Exercise objective: Where a line contains the word "Luas", copy that line in full.

Record set:
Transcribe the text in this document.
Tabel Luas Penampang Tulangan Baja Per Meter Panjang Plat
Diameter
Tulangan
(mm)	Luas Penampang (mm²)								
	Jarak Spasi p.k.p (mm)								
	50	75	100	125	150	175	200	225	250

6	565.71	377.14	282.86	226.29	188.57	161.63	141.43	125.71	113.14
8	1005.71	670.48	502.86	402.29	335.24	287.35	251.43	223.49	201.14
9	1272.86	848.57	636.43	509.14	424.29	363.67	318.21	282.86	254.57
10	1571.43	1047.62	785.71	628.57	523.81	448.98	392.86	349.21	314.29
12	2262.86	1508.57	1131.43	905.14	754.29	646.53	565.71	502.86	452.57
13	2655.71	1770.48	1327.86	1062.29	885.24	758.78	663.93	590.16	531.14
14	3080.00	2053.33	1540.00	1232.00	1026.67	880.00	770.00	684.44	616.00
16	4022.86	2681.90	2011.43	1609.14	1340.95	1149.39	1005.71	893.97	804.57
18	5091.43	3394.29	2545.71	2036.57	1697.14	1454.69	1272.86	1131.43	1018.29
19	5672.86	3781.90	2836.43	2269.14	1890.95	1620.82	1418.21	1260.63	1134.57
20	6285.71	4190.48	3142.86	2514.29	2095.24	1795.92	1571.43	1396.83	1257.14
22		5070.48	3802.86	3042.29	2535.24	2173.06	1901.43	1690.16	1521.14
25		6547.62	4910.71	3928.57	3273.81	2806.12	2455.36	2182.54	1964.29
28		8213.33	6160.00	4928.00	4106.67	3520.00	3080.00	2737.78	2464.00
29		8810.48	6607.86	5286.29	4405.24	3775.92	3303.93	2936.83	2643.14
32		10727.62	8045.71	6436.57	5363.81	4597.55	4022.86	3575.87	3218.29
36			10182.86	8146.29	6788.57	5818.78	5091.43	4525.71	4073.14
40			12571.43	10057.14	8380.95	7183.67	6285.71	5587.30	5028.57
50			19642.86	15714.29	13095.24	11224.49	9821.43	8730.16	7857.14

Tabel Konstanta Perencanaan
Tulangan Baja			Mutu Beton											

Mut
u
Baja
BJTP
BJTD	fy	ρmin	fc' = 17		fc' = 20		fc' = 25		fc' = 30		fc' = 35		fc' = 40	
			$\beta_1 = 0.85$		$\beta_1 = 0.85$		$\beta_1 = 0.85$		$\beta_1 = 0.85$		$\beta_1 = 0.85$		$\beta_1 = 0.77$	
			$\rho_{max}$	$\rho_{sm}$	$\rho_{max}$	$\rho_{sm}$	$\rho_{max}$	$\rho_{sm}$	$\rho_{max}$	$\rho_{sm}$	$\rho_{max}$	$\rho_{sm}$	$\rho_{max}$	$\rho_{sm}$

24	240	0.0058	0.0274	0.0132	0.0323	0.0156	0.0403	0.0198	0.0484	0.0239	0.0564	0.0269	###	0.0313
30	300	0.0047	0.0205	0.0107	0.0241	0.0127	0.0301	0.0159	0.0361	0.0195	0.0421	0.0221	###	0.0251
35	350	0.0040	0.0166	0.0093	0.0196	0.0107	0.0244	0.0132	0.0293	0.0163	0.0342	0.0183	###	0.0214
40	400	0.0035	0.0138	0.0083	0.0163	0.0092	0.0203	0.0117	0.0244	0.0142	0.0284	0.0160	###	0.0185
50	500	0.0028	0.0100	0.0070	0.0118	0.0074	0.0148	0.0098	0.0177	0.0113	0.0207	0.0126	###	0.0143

Written solution:
Tabel Luas Penampang Tulangan Baja Per Meter Panjang Plat
(mm)	Luas Penampang (mm²)								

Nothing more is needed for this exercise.